Scan the listing below. Report each line that includes "this".

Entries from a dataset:
* * *

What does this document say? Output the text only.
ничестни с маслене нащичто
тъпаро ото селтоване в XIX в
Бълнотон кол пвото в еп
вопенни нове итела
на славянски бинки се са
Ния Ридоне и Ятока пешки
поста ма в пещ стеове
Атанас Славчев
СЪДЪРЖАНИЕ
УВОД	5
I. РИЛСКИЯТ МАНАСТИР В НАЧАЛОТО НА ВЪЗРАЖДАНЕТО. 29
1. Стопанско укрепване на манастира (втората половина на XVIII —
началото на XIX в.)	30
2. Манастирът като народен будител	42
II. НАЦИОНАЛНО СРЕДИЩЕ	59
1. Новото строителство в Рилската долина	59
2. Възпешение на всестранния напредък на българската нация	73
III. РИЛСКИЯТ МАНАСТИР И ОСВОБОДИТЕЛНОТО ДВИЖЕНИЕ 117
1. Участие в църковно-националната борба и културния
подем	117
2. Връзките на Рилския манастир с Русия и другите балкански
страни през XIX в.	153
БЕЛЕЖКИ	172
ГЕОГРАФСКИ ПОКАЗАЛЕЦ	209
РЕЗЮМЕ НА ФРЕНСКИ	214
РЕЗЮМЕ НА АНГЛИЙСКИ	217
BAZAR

* * *

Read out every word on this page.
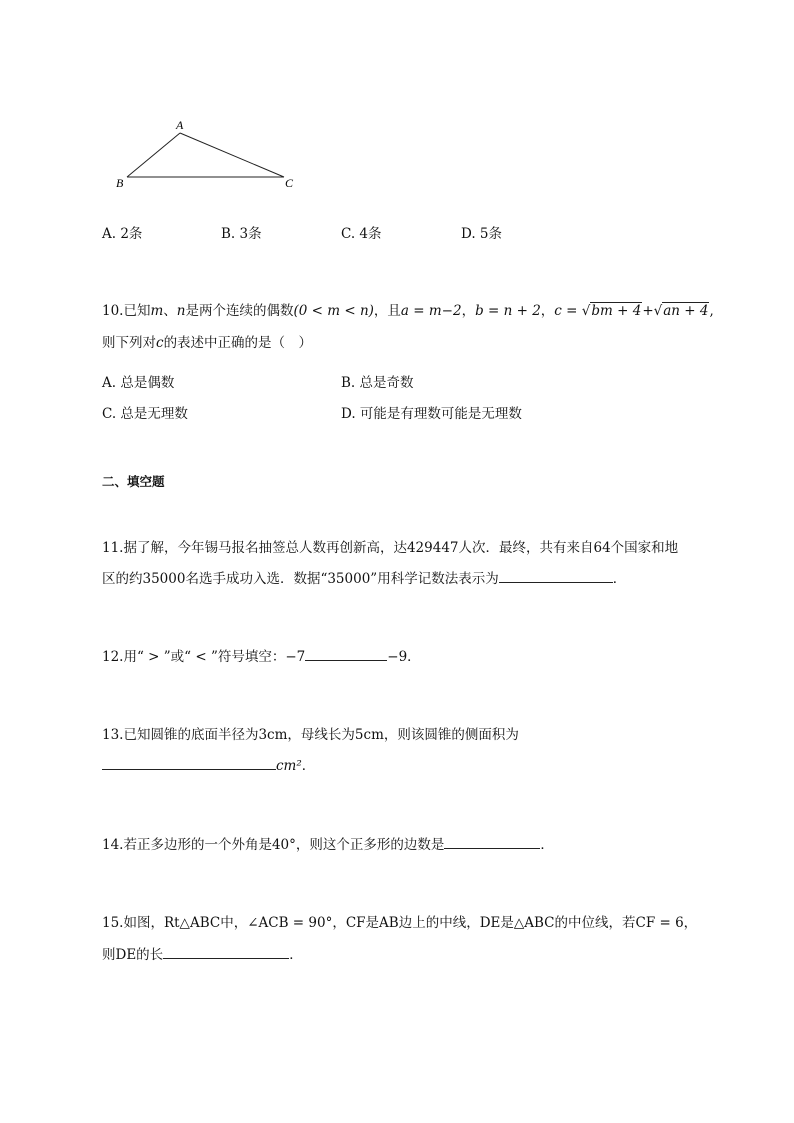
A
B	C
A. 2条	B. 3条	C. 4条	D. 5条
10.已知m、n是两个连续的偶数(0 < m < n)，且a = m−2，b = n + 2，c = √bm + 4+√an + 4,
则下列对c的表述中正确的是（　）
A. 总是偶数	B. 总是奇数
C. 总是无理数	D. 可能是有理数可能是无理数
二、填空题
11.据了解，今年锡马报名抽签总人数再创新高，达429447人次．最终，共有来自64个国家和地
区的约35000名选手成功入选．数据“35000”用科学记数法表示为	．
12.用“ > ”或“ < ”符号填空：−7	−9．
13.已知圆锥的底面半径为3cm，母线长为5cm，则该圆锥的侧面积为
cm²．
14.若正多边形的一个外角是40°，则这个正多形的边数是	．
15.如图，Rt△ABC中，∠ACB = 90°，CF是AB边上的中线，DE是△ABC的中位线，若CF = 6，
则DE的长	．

* * *

ANSWER:
What does this document say? Output the text only.
Read out every word on this page.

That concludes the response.